-- START --
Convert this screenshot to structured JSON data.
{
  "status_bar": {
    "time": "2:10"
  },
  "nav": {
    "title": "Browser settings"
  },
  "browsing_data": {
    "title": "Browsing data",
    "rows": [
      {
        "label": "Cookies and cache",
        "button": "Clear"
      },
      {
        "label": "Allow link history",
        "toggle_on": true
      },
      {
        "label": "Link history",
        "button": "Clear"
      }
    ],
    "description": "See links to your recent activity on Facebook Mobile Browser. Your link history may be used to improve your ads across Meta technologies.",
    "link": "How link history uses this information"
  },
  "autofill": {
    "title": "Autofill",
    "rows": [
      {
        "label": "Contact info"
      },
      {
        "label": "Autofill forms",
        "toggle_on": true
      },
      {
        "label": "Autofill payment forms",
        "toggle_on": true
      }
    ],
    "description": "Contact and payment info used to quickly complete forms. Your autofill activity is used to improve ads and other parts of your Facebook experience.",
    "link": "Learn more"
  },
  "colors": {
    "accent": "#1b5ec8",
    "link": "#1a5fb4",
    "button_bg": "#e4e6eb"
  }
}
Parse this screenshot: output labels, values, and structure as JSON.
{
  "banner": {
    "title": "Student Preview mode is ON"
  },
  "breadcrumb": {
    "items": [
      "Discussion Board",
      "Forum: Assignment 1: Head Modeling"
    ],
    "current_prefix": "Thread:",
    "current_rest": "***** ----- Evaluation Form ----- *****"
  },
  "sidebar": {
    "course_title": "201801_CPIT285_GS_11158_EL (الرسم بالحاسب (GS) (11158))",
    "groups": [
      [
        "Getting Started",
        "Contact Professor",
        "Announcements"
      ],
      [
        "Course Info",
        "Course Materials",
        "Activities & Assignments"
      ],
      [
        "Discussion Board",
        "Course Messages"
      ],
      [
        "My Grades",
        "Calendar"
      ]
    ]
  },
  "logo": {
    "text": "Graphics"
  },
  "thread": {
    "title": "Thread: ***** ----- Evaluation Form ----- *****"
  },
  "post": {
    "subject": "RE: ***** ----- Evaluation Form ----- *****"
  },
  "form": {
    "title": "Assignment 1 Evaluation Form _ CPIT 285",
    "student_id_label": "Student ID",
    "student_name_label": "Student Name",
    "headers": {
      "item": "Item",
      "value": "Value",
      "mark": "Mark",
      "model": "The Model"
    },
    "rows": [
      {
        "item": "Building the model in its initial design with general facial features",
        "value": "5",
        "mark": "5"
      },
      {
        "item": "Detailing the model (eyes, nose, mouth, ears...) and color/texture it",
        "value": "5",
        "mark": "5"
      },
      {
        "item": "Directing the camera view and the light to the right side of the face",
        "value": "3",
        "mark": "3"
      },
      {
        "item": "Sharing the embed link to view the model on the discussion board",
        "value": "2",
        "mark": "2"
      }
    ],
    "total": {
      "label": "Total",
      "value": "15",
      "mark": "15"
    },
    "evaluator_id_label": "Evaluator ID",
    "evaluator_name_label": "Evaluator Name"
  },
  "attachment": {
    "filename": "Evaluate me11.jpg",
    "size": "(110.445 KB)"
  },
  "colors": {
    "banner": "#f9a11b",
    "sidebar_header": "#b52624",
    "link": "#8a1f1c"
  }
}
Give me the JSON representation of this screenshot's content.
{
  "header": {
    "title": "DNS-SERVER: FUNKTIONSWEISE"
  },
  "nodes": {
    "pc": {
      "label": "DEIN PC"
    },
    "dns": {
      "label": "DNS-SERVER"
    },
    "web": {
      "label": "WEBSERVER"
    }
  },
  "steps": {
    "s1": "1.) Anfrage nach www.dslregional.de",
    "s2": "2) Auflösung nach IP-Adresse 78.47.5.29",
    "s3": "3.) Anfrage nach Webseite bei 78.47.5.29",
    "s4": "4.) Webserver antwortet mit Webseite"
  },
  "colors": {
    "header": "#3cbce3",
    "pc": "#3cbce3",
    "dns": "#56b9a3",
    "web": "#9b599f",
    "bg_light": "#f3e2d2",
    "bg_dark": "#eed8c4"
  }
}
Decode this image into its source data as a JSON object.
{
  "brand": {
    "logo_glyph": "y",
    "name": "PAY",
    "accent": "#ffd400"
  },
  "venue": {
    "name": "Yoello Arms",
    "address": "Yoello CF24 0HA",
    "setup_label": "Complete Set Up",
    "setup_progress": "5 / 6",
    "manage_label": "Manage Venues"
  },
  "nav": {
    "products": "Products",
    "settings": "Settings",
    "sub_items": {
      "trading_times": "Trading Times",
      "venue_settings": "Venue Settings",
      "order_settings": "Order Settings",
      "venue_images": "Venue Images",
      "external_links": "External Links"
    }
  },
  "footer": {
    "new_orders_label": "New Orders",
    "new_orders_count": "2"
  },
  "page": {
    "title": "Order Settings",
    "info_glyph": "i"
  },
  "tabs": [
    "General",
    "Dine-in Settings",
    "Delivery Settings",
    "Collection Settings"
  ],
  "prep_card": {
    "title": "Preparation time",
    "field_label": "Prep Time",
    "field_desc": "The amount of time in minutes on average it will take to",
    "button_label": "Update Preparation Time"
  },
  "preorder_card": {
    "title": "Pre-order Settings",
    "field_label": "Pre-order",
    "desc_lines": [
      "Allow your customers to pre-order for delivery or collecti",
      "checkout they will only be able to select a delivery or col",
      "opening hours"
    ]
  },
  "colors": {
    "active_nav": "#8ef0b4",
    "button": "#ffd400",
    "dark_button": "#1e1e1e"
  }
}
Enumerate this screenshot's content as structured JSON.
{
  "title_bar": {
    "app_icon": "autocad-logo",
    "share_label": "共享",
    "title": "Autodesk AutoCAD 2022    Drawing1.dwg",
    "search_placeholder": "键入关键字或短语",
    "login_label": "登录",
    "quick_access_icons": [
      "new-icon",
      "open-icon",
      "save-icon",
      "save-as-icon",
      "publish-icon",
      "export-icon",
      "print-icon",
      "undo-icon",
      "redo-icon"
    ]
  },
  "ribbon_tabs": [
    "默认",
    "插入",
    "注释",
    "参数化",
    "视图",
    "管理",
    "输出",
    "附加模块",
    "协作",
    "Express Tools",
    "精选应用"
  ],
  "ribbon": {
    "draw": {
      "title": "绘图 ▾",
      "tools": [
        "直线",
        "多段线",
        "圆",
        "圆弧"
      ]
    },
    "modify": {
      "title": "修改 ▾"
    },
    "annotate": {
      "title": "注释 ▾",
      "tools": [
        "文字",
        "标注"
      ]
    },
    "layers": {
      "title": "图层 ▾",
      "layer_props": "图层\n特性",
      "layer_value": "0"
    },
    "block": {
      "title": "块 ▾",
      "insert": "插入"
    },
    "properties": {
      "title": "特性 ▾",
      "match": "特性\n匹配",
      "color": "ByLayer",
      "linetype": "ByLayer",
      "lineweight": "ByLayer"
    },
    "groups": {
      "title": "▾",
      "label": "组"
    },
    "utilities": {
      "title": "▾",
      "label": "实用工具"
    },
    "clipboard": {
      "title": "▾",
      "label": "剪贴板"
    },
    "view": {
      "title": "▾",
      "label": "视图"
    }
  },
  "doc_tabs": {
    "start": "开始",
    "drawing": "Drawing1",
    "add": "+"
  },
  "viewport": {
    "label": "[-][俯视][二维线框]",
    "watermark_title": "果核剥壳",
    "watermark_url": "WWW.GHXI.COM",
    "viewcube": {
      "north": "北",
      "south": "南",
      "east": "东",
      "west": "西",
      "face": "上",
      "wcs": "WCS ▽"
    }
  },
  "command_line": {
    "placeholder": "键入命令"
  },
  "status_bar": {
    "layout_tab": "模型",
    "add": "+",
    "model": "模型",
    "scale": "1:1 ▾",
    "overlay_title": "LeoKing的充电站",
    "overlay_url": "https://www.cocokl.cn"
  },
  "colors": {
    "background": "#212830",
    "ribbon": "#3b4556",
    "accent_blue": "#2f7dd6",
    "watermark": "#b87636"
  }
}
-- END --
EXERCISE AIM:
From the records, copy every line that has the string "Contact" in it.

EXPECTED ANSWER:
        "label": "Contact info"
    "description": "Contact and payment info used to quickly complete forms. Your autofill activity is used to improve ads and other parts of your Facebook experience.",
        "Contact Professor",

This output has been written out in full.